==== Material
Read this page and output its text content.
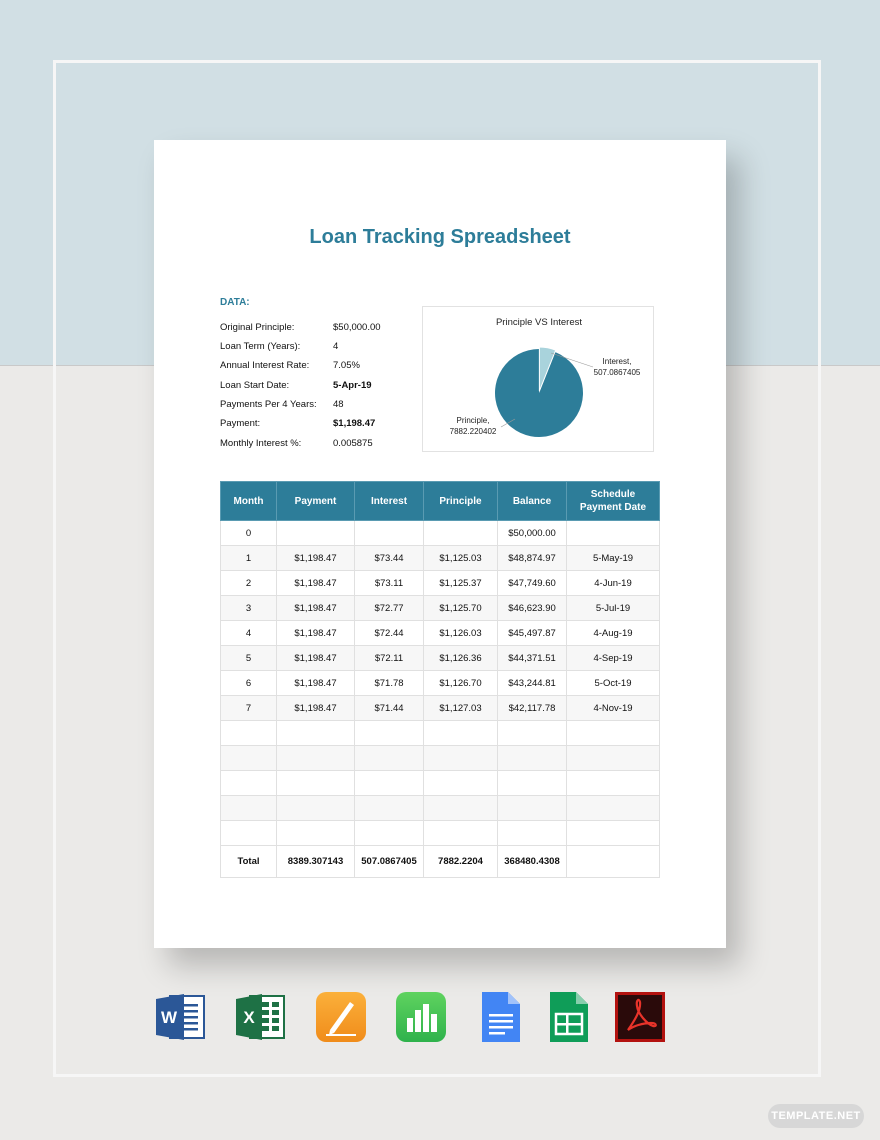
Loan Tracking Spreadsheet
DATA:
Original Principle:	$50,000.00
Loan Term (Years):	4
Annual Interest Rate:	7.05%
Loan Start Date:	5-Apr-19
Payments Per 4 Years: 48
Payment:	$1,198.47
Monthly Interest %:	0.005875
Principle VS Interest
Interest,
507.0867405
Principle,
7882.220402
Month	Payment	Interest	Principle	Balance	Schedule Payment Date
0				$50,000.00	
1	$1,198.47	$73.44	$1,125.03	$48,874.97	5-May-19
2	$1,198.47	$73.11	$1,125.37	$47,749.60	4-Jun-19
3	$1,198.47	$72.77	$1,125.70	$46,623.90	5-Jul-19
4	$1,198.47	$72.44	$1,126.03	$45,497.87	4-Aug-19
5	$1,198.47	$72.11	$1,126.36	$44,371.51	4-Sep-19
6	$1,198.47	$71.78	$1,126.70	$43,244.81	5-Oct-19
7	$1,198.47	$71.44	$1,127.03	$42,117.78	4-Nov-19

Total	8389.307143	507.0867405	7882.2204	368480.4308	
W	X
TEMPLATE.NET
========
==== Material
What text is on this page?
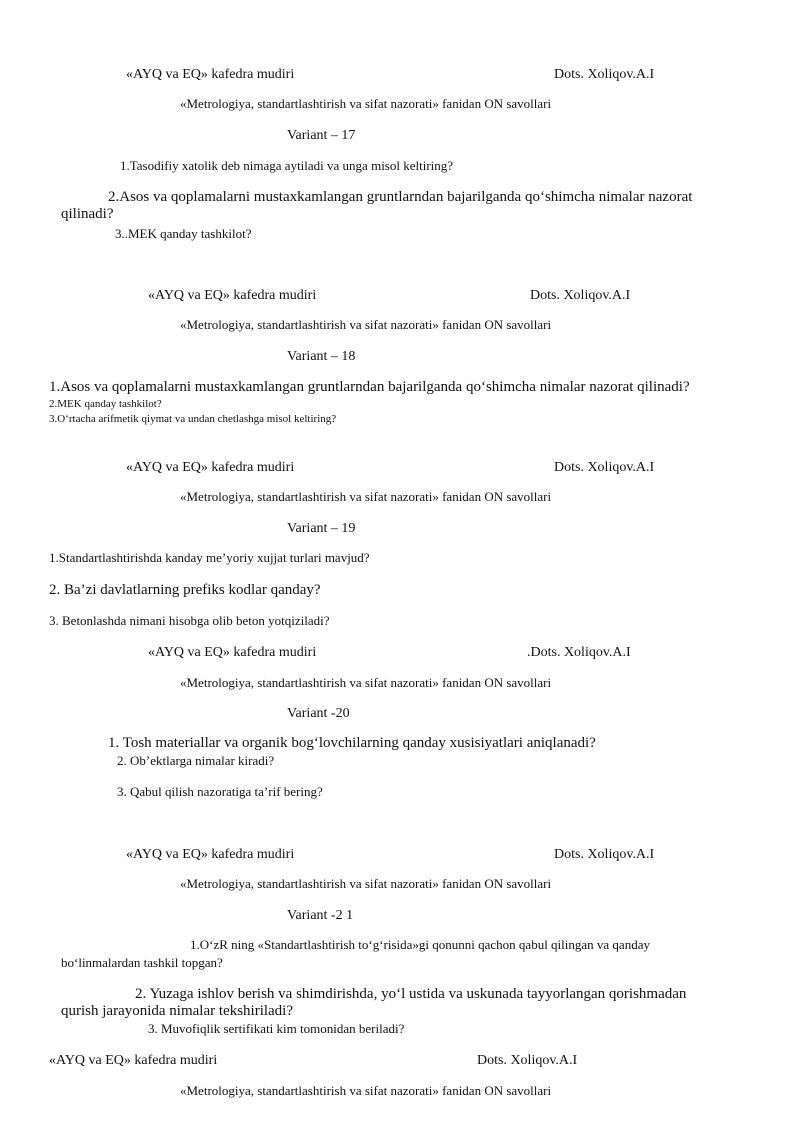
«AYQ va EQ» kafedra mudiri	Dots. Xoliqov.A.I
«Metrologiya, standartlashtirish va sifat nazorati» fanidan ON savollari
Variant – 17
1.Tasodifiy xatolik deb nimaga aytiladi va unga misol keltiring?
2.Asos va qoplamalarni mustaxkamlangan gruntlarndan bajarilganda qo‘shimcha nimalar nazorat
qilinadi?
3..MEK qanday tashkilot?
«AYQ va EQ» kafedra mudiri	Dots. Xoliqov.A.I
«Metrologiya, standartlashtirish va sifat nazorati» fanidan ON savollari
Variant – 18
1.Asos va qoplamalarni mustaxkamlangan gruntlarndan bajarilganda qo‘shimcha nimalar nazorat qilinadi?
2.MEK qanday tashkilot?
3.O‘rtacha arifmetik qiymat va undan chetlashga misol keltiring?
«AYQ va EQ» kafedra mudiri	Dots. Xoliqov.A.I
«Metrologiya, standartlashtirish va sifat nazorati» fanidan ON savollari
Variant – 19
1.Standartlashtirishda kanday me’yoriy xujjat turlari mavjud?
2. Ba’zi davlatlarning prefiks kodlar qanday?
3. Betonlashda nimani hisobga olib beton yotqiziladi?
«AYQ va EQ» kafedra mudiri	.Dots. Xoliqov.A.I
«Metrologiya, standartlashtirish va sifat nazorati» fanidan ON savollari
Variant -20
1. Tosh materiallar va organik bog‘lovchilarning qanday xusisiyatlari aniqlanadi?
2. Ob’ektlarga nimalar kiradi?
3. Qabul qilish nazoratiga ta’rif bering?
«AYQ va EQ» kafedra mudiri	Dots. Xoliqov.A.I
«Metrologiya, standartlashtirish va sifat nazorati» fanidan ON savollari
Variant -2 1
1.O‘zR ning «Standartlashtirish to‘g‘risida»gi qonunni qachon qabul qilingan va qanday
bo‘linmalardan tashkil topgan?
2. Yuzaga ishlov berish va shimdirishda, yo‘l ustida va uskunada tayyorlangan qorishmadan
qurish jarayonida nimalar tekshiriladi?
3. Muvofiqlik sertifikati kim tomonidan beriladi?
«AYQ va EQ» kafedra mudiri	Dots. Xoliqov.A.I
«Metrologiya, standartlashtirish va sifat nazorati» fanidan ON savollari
========
==== Material
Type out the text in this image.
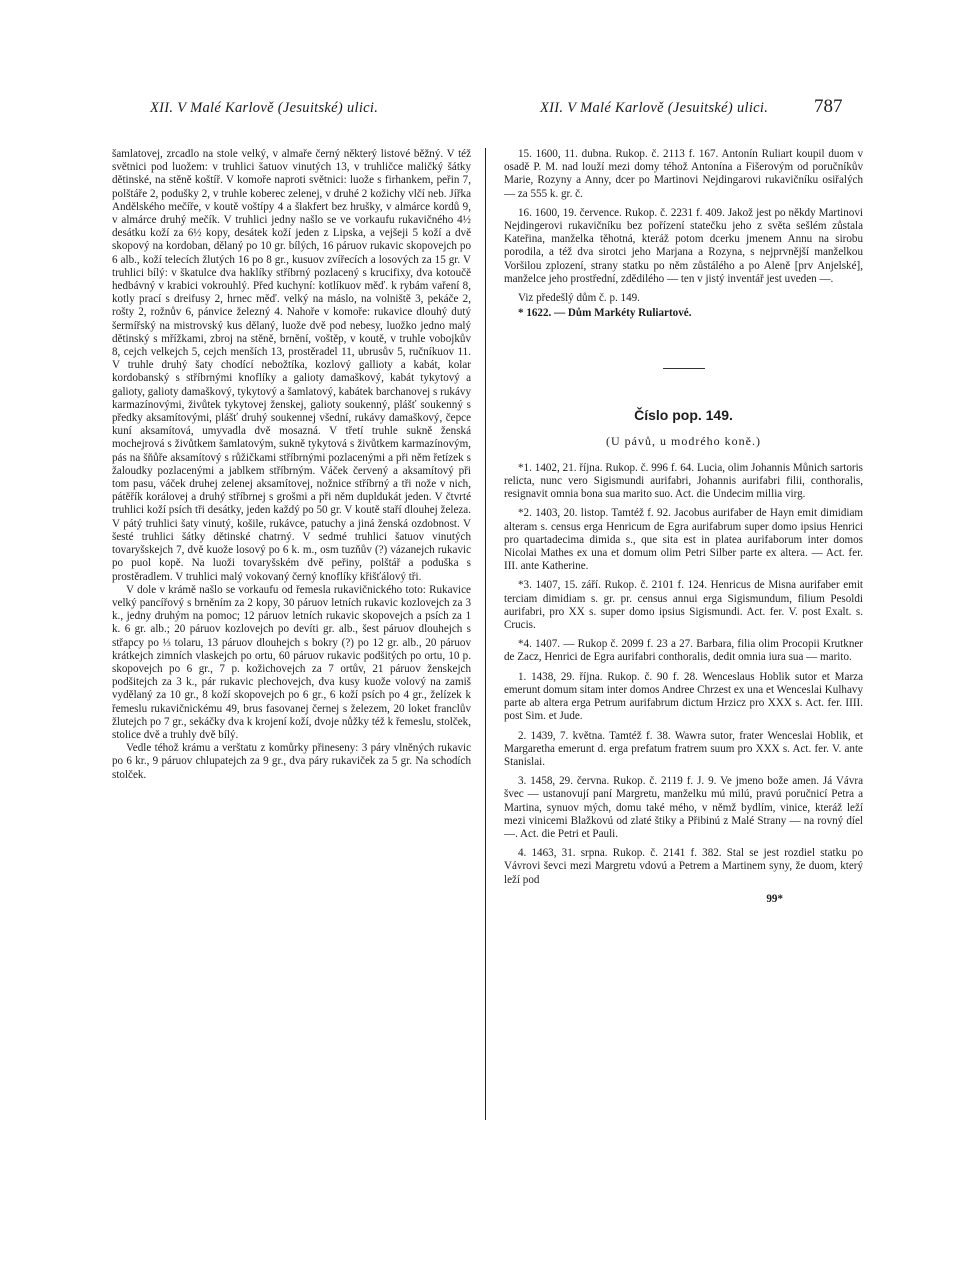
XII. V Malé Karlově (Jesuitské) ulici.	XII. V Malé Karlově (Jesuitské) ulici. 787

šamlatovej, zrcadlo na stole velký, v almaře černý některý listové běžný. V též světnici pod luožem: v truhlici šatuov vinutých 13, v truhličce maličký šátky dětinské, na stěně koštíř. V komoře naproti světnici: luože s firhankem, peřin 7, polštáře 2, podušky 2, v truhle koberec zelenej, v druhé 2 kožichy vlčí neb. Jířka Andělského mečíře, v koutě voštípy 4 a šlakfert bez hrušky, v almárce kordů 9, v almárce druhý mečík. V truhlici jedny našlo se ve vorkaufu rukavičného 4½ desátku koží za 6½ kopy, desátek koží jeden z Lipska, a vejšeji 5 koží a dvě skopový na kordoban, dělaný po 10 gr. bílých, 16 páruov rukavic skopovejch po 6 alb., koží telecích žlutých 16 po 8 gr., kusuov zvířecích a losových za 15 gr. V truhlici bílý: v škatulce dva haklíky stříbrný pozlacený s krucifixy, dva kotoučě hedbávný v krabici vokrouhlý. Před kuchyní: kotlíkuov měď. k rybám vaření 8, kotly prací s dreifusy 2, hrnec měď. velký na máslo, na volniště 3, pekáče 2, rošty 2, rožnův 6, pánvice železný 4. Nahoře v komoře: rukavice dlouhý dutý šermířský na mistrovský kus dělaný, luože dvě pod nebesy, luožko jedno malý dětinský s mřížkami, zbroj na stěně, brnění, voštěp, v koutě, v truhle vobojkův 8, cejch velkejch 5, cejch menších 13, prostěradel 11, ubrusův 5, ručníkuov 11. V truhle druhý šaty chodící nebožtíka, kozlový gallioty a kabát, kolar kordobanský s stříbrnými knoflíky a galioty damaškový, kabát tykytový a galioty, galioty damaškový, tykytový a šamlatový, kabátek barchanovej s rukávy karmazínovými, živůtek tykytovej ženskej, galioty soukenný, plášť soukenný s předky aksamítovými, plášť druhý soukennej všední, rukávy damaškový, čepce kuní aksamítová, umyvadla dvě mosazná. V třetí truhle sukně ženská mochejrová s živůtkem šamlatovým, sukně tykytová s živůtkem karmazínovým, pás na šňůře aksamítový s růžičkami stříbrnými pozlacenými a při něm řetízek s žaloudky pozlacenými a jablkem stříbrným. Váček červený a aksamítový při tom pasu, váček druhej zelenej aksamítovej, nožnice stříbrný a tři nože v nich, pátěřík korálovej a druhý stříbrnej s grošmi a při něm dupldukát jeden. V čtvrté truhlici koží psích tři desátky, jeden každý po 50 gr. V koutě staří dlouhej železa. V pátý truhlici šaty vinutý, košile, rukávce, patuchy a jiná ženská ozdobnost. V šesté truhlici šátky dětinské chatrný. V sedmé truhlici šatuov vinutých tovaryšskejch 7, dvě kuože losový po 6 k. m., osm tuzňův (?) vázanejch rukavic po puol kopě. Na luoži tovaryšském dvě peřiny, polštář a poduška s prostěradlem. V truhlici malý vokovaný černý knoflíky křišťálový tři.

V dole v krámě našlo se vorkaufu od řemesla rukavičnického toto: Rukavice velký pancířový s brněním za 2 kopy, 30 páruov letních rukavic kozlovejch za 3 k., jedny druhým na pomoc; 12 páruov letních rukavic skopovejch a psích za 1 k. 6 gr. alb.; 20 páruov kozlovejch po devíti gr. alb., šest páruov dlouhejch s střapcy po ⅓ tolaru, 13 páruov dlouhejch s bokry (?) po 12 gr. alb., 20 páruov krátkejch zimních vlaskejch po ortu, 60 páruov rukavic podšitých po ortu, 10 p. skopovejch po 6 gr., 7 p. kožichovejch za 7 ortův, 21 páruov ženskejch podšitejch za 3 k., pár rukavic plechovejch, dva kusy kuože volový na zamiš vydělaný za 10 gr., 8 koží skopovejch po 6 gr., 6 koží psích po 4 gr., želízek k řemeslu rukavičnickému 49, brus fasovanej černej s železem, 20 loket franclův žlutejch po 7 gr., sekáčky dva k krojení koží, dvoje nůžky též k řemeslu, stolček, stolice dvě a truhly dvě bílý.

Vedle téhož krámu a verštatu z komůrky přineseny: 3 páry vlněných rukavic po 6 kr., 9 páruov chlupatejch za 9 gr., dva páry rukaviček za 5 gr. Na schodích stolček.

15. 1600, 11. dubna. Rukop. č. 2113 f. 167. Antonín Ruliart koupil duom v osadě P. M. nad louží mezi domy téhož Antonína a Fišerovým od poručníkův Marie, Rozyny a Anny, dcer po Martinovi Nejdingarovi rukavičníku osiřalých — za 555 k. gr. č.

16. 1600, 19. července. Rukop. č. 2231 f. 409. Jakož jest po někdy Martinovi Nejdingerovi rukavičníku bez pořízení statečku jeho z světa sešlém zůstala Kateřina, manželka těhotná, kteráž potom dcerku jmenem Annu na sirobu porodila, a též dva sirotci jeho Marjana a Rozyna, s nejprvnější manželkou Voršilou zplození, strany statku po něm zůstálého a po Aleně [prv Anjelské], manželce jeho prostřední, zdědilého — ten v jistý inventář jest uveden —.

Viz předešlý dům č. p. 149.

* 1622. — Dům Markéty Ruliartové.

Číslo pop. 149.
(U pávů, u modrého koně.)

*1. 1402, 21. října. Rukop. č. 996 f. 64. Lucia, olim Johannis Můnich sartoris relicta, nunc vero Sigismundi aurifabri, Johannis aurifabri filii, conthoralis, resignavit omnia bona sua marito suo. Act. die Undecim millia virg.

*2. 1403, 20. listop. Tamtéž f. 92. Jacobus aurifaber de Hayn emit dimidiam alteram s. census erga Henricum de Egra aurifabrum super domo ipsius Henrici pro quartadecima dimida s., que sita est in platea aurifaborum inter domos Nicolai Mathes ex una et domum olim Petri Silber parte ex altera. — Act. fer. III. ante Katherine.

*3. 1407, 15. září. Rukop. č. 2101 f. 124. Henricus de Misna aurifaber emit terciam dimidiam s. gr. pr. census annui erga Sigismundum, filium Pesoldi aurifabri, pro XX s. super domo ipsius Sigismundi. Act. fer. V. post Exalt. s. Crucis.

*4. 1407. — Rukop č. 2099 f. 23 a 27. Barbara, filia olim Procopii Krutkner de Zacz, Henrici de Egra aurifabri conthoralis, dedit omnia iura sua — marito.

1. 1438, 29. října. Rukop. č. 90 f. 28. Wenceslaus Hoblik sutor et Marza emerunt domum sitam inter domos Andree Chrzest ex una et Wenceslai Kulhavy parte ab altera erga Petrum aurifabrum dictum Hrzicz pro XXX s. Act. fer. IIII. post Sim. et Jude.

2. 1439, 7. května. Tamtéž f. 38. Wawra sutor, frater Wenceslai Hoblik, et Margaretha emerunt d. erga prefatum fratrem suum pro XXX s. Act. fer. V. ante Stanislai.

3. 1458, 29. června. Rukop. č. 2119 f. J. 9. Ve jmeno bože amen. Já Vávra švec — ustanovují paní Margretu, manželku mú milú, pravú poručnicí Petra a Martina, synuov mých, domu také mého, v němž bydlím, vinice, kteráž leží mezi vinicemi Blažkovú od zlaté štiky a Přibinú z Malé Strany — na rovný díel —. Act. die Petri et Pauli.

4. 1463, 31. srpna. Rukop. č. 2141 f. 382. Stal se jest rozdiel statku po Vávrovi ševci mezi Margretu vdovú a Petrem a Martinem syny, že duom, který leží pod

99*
========
• _Set task_
Scan the lines for the string "Sigismundi". Pick out every line that has it.

• _Result of the task_
*1. 1402, 21. října. Rukop. č. 996 f. 64. Lucia, olim Johannis Můnich sartoris relicta, nunc vero Sigismundi aurifabri, Johannis aurifabri filii, conthoralis, resignavit omnia bona sua marito suo. Act. die Undecim millia virg.
*3. 1407, 15. září. Rukop. č. 2101 f. 124. Henricus de Misna aurifaber emit terciam dimidiam s. gr. pr. census annui erga Sigismundum, filium Pesoldi aurifabri, pro XX s. super domo ipsius Sigismundi. Act. fer. V. post Exalt. s. Crucis.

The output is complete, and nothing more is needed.